===== GIVEN DATA =====
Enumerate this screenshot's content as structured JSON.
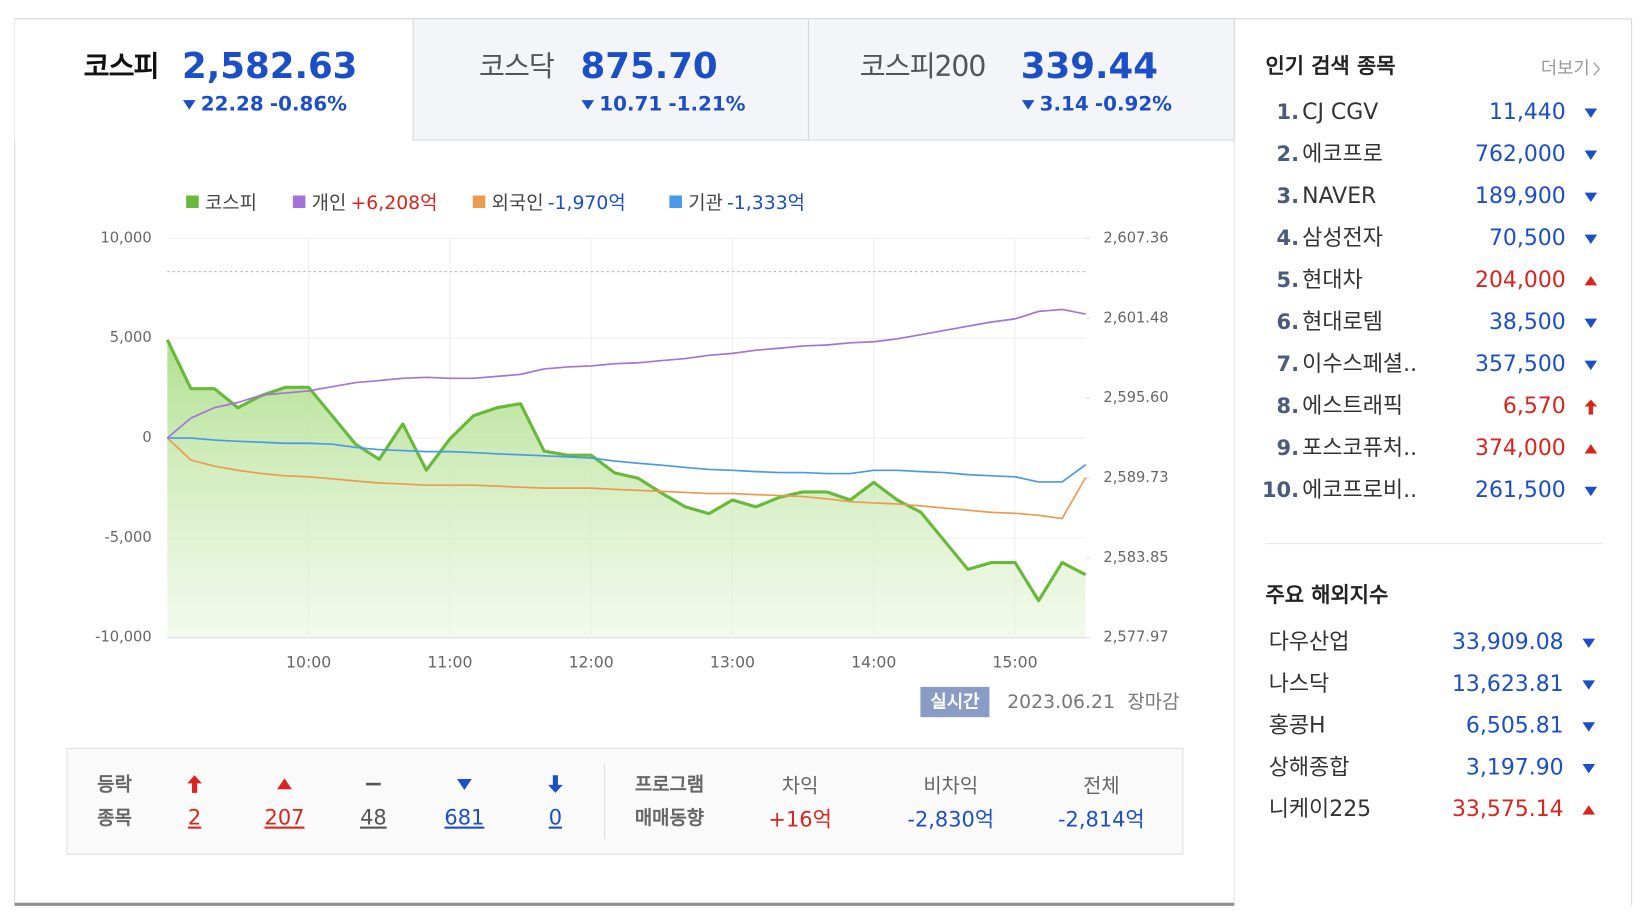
{
  "tabs": [
    {
      "name": "코스피",
      "value": "2,582.63",
      "change": "22.28",
      "rate": "-0.86%",
      "direction": "down",
      "active": true
    },
    {
      "name": "코스닥",
      "value": "875.70",
      "change": "10.71",
      "rate": "-1.21%",
      "direction": "down",
      "active": false
    },
    {
      "name": "코스피200",
      "value": "339.44",
      "change": "3.14",
      "rate": "-0.92%",
      "direction": "down",
      "active": false
    }
  ],
  "chart_data": {
    "type": "line",
    "x": [
      "09:00",
      "09:10",
      "09:20",
      "09:30",
      "09:40",
      "09:50",
      "10:00",
      "10:10",
      "10:20",
      "10:30",
      "10:40",
      "10:50",
      "11:00",
      "11:10",
      "11:20",
      "11:30",
      "11:40",
      "11:50",
      "12:00",
      "12:10",
      "12:20",
      "12:30",
      "12:40",
      "12:50",
      "13:00",
      "13:10",
      "13:20",
      "13:30",
      "13:40",
      "13:50",
      "14:00",
      "14:10",
      "14:20",
      "14:30",
      "14:40",
      "14:50",
      "15:00",
      "15:10",
      "15:20",
      "15:30"
    ],
    "xlim": [
      "09:00",
      "15:30"
    ],
    "xticks": [
      "10:00",
      "11:00",
      "12:00",
      "13:00",
      "14:00",
      "15:00"
    ],
    "ylim": [
      -10000,
      10000
    ],
    "yticks": [
      {
        "value": -10000,
        "label": "-10,000"
      },
      {
        "value": -5000,
        "label": "-5,000"
      },
      0,
      {
        "value": 5000,
        "label": "5,000"
      },
      {
        "value": 10000,
        "label": "10,000"
      }
    ],
    "y2lim": [
      2577.97,
      2607.36
    ],
    "y2ticks": [
      {
        "value": 2577.97,
        "label": "2,577.97"
      },
      {
        "value": 2583.85,
        "label": "2,583.85"
      },
      {
        "value": 2589.73,
        "label": "2,589.73"
      },
      {
        "value": 2595.6,
        "label": "2,595.60"
      },
      {
        "value": 2601.48,
        "label": "2,601.48"
      },
      {
        "value": 2607.36,
        "label": "2,607.36"
      }
    ],
    "reference_line": {
      "value": 2604.91,
      "axis": "y2"
    },
    "grid": true,
    "series": [
      {
        "name": "코스피",
        "color": "#68b93a",
        "axis": "y2",
        "area": true,
        "values": [
          2599.9,
          2596.3,
          2596.3,
          2594.9,
          2595.8,
          2596.4,
          2596.4,
          2594.3,
          2592.2,
          2591.1,
          2593.7,
          2590.3,
          2592.6,
          2594.3,
          2594.9,
          2595.2,
          2591.7,
          2591.4,
          2591.4,
          2590.1,
          2589.7,
          2588.6,
          2587.6,
          2587.1,
          2588.1,
          2587.6,
          2588.3,
          2588.7,
          2588.7,
          2588.1,
          2589.4,
          2588.1,
          2587.2,
          2585.1,
          2583.0,
          2583.5,
          2583.5,
          2580.7,
          2583.5,
          2582.6
        ]
      },
      {
        "name": "개인",
        "color": "#a373d8",
        "total": "+6,208억",
        "total_color": "#d9251d",
        "values": [
          0,
          1000,
          1520,
          1780,
          2150,
          2250,
          2360,
          2570,
          2780,
          2880,
          2990,
          3040,
          2990,
          2990,
          3090,
          3190,
          3460,
          3560,
          3610,
          3720,
          3770,
          3880,
          3980,
          4140,
          4240,
          4400,
          4500,
          4610,
          4660,
          4770,
          4820,
          4970,
          5180,
          5390,
          5600,
          5810,
          5970,
          6340,
          6440,
          6208
        ]
      },
      {
        "name": "외국인",
        "color": "#eb9a50",
        "total": "-1,970억",
        "total_color": "#1c4ec5",
        "values": [
          0,
          -1100,
          -1410,
          -1620,
          -1780,
          -1890,
          -1940,
          -2040,
          -2150,
          -2250,
          -2300,
          -2360,
          -2360,
          -2360,
          -2410,
          -2460,
          -2510,
          -2510,
          -2510,
          -2570,
          -2620,
          -2670,
          -2720,
          -2780,
          -2780,
          -2830,
          -2880,
          -2930,
          -3040,
          -3190,
          -3250,
          -3300,
          -3400,
          -3510,
          -3610,
          -3720,
          -3770,
          -3870,
          -4030,
          -1970
        ]
      },
      {
        "name": "기관",
        "color": "#4a98e8",
        "total": "-1,333억",
        "total_color": "#1c4ec5",
        "values": [
          0,
          0,
          -100,
          -160,
          -210,
          -260,
          -260,
          -310,
          -470,
          -580,
          -630,
          -680,
          -680,
          -730,
          -790,
          -840,
          -890,
          -940,
          -1000,
          -1150,
          -1260,
          -1360,
          -1470,
          -1570,
          -1620,
          -1680,
          -1730,
          -1730,
          -1780,
          -1780,
          -1620,
          -1620,
          -1680,
          -1730,
          -1830,
          -1890,
          -1940,
          -2200,
          -2200,
          -1333
        ]
      }
    ]
  },
  "status": {
    "badge": "실시간",
    "date": "2023.06.21",
    "state": "장마감"
  },
  "breadth": {
    "label_top": "등락",
    "label_bottom": "종목",
    "items": [
      {
        "count": "2",
        "direction": "upper"
      },
      {
        "count": "207",
        "direction": "up"
      },
      {
        "count": "48",
        "direction": "flat"
      },
      {
        "count": "681",
        "direction": "down"
      },
      {
        "count": "0",
        "direction": "lower"
      }
    ]
  },
  "program": {
    "label_top": "프로그램",
    "label_bottom": "매매동향",
    "columns": [
      {
        "header": "차익",
        "value": "+16억",
        "direction": "up"
      },
      {
        "header": "비차익",
        "value": "-2,830억",
        "direction": "down"
      },
      {
        "header": "전체",
        "value": "-2,814억",
        "direction": "down"
      }
    ]
  },
  "popular": {
    "title": "인기 검색 종목",
    "more": "더보기",
    "items": [
      {
        "rank": "1.",
        "name": "CJ CGV",
        "price": "11,440",
        "direction": "down"
      },
      {
        "rank": "2.",
        "name": "에코프로",
        "price": "762,000",
        "direction": "down"
      },
      {
        "rank": "3.",
        "name": "NAVER",
        "price": "189,900",
        "direction": "down"
      },
      {
        "rank": "4.",
        "name": "삼성전자",
        "price": "70,500",
        "direction": "down"
      },
      {
        "rank": "5.",
        "name": "현대차",
        "price": "204,000",
        "direction": "up"
      },
      {
        "rank": "6.",
        "name": "현대로템",
        "price": "38,500",
        "direction": "down"
      },
      {
        "rank": "7.",
        "name": "이수스페셜..",
        "price": "357,500",
        "direction": "down"
      },
      {
        "rank": "8.",
        "name": "에스트래픽",
        "price": "6,570",
        "direction": "upper"
      },
      {
        "rank": "9.",
        "name": "포스코퓨처..",
        "price": "374,000",
        "direction": "up"
      },
      {
        "rank": "10.",
        "name": "에코프로비..",
        "price": "261,500",
        "direction": "down"
      }
    ]
  },
  "world": {
    "title": "주요 해외지수",
    "items": [
      {
        "name": "다우산업",
        "value": "33,909.08",
        "direction": "down"
      },
      {
        "name": "나스닥",
        "value": "13,623.81",
        "direction": "down"
      },
      {
        "name": "홍콩H",
        "value": "6,505.81",
        "direction": "down"
      },
      {
        "name": "상해종합",
        "value": "3,197.90",
        "direction": "down"
      },
      {
        "name": "니케이225",
        "value": "33,575.14",
        "direction": "up"
      }
    ]
  }
}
=====
* TASK GOAL *
Scan the lines for the string "rank". Copy out each line that matches.

* RESPONSE TO THIS TASK *
        "rank": "1.",
        "rank": "2.",
        "rank": "3.",
        "rank": "4.",
        "rank": "5.",
        "rank": "6.",
        "rank": "7.",
        "rank": "8.",
        "rank": "9.",
        "rank": "10.",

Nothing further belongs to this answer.